■ Problem requirements
Pull each line holding "performance" out of the entries below.

** BEGIN Material provided **

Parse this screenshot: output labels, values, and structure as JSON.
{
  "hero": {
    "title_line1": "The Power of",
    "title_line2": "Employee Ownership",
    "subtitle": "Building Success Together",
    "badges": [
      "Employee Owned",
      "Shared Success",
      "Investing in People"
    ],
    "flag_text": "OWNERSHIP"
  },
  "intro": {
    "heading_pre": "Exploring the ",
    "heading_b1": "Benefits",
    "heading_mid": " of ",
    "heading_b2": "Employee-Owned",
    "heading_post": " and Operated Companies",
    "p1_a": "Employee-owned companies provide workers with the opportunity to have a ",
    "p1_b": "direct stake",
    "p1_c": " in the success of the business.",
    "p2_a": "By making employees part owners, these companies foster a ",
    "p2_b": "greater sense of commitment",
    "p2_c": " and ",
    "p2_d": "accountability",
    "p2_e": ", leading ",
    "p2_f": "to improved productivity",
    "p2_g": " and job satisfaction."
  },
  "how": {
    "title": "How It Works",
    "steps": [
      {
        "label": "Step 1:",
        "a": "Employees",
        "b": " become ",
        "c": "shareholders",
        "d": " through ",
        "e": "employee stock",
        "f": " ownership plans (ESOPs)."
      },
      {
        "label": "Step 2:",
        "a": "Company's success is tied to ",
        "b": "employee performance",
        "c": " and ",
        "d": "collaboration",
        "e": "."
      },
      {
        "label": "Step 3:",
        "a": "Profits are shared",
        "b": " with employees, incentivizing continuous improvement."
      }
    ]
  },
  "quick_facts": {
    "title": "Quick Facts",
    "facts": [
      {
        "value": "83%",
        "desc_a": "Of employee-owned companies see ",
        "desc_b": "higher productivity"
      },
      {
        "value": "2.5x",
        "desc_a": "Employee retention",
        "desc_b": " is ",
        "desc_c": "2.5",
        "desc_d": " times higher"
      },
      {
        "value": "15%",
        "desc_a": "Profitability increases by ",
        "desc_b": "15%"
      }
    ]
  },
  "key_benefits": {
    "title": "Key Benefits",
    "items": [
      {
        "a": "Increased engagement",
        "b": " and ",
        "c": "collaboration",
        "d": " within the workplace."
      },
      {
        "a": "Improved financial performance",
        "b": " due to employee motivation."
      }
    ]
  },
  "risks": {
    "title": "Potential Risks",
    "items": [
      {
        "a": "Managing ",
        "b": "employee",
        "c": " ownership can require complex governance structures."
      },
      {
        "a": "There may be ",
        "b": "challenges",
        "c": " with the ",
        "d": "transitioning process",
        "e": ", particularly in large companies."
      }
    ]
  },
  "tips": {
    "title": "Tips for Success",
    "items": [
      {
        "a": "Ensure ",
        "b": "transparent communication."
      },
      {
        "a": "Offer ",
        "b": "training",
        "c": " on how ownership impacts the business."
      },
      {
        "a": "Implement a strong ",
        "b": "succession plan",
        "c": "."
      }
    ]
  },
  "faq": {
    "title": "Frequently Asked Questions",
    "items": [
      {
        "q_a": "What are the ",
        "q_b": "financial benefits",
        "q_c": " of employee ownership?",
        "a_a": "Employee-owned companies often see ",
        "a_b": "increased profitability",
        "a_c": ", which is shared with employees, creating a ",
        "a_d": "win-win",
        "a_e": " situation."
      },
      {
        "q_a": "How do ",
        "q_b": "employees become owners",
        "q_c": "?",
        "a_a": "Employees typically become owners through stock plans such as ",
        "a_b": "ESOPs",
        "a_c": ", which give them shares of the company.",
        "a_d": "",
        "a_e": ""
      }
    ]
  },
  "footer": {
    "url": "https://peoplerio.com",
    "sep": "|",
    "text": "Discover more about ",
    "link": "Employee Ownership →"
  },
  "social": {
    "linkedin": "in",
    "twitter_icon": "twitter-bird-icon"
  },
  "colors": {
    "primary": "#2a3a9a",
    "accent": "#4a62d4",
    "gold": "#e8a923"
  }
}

** END Material provided **

■ Written response
        "b": "employee performance",
        "a": "Improved financial performance",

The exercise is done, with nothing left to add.